## Exercise brief
Transcribe the records in full, keeping every character as it is.

::::

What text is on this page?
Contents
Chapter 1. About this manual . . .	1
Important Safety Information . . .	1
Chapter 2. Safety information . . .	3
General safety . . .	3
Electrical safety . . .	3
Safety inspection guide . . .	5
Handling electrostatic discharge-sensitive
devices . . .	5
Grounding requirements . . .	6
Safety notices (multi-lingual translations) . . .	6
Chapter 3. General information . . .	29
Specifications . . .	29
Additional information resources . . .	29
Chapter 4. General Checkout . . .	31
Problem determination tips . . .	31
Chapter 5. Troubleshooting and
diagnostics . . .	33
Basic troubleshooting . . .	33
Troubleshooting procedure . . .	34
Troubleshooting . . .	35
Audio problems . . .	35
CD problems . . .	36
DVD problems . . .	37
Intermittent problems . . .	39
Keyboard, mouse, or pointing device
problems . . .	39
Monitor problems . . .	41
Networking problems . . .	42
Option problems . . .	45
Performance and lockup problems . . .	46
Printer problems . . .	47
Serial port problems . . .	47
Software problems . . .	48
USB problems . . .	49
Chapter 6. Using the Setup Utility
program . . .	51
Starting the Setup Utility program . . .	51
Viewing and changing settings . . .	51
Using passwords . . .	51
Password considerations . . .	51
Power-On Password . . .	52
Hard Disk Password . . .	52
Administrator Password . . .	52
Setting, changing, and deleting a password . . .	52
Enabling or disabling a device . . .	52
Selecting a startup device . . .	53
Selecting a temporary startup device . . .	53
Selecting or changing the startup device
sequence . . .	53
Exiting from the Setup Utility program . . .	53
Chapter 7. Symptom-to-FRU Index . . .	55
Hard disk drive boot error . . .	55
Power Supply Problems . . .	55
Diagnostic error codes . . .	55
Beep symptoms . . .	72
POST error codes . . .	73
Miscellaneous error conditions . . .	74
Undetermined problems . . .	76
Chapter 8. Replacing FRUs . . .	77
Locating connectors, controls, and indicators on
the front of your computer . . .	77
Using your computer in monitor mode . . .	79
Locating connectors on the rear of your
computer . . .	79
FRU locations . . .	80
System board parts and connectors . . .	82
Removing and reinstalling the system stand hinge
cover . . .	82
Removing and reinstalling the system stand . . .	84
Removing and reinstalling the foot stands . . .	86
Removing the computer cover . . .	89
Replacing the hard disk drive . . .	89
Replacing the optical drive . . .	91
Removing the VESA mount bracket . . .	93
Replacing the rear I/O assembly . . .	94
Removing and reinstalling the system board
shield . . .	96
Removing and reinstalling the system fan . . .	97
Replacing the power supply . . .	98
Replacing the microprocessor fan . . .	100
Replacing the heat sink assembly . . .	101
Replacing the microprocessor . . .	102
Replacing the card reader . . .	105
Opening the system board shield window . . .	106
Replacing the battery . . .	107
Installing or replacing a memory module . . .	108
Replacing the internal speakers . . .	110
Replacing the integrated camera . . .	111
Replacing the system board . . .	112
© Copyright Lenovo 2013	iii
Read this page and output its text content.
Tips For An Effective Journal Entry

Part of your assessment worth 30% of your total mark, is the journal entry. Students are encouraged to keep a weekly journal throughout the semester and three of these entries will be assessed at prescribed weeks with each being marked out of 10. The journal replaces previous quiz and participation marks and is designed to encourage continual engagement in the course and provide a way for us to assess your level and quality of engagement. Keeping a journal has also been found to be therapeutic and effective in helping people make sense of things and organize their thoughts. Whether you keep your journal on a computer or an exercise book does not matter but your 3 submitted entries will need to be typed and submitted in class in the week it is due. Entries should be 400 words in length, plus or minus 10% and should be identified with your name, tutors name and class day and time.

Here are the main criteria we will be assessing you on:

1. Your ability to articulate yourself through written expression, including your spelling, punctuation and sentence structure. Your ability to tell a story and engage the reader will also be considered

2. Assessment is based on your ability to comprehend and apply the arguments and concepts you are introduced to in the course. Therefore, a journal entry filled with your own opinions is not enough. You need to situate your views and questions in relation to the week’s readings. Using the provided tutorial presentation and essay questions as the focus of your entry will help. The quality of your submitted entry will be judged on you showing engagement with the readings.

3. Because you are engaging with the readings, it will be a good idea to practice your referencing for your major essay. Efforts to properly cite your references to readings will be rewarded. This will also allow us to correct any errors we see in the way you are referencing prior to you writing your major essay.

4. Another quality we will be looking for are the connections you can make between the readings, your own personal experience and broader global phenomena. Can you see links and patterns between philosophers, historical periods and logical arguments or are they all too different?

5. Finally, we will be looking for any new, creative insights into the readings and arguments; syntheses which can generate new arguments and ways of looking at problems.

::::

## Result of the task
What text is on this page?
Contents
Chapter 1. About this manual . . .	1
Important Safety Information . . .	1
Chapter 2. Safety information . . .	3
General safety . . .	3
Electrical safety . . .	3
Safety inspection guide . . .	5
Handling electrostatic discharge-sensitive
devices . . .	5
Grounding requirements . . .	6
Safety notices (multi-lingual translations) . . .	6
Chapter 3. General information . . .	29
Specifications . . .	29
Additional information resources . . .	29
Chapter 4. General Checkout . . .	31
Problem determination tips . . .	31
Chapter 5. Troubleshooting and
diagnostics . . .	33
Basic troubleshooting . . .	33
Troubleshooting procedure . . .	34
Troubleshooting . . .	35
Audio problems . . .	35
CD problems . . .	36
DVD problems . . .	37
Intermittent problems . . .	39
Keyboard, mouse, or pointing device
problems . . .	39
Monitor problems . . .	41
Networking problems . . .	42
Option problems . . .	45
Performance and lockup problems . . .	46
Printer problems . . .	47
Serial port problems . . .	47
Software problems . . .	48
USB problems . . .	49
Chapter 6. Using the Setup Utility
program . . .	51
Starting the Setup Utility program . . .	51
Viewing and changing settings . . .	51
Using passwords . . .	51
Password considerations . . .	51
Power-On Password . . .	52
Hard Disk Password . . .	52
Administrator Password . . .	52
Setting, changing, and deleting a password . . .	52
Enabling or disabling a device . . .	52
Selecting a startup device . . .	53
Selecting a temporary startup device . . .	53
Selecting or changing the startup device
sequence . . .	53
Exiting from the Setup Utility program . . .	53
Chapter 7. Symptom-to-FRU Index . . .	55
Hard disk drive boot error . . .	55
Power Supply Problems . . .	55
Diagnostic error codes . . .	55
Beep symptoms . . .	72
POST error codes . . .	73
Miscellaneous error conditions . . .	74
Undetermined problems . . .	76
Chapter 8. Replacing FRUs . . .	77
Locating connectors, controls, and indicators on
the front of your computer . . .	77
Using your computer in monitor mode . . .	79
Locating connectors on the rear of your
computer . . .	79
FRU locations . . .	80
System board parts and connectors . . .	82
Removing and reinstalling the system stand hinge
cover . . .	82
Removing and reinstalling the system stand . . .	84
Removing and reinstalling the foot stands . . .	86
Removing the computer cover . . .	89
Replacing the hard disk drive . . .	89
Replacing the optical drive . . .	91
Removing the VESA mount bracket . . .	93
Replacing the rear I/O assembly . . .	94
Removing and reinstalling the system board
shield . . .	96
Removing and reinstalling the system fan . . .	97
Replacing the power supply . . .	98
Replacing the microprocessor fan . . .	100
Replacing the heat sink assembly . . .	101
Replacing the microprocessor . . .	102
Replacing the card reader . . .	105
Opening the system board shield window . . .	106
Replacing the battery . . .	107
Installing or replacing a memory module . . .	108
Replacing the internal speakers . . .	110
Replacing the integrated camera . . .	111
Replacing the system board . . .	112
© Copyright Lenovo 2013	iii
Read this page and output its text content.
Tips For An Effective Journal Entry

Part of your assessment worth 30% of your total mark, is the journal entry. Students are encouraged to keep a weekly journal throughout the semester and three of these entries will be assessed at prescribed weeks with each being marked out of 10. The journal replaces previous quiz and participation marks and is designed to encourage continual engagement in the course and provide a way for us to assess your level and quality of engagement. Keeping a journal has also been found to be therapeutic and effective in helping people make sense of things and organize their thoughts. Whether you keep your journal on a computer or an exercise book does not matter but your 3 submitted entries will need to be typed and submitted in class in the week it is due. Entries should be 400 words in length, plus or minus 10% and should be identified with your name, tutors name and class day and time.

Here are the main criteria we will be assessing you on:

1. Your ability to articulate yourself through written expression, including your spelling, punctuation and sentence structure. Your ability to tell a story and engage the reader will also be considered

2. Assessment is based on your ability to comprehend and apply the arguments and concepts you are introduced to in the course. Therefore, a journal entry filled with your own opinions is not enough. You need to situate your views and questions in relation to the week’s readings. Using the provided tutorial presentation and essay questions as the focus of your entry will help. The quality of your submitted entry will be judged on you showing engagement with the readings.

3. Because you are engaging with the readings, it will be a good idea to practice your referencing for your major essay. Efforts to properly cite your references to readings will be rewarded. This will also allow us to correct any errors we see in the way you are referencing prior to you writing your major essay.

4. Another quality we will be looking for are the connections you can make between the readings, your own personal experience and broader global phenomena. Can you see links and patterns between philosophers, historical periods and logical arguments or are they all too different?

5. Finally, we will be looking for any new, creative insights into the readings and arguments; syntheses which can generate new arguments and ways of looking at problems.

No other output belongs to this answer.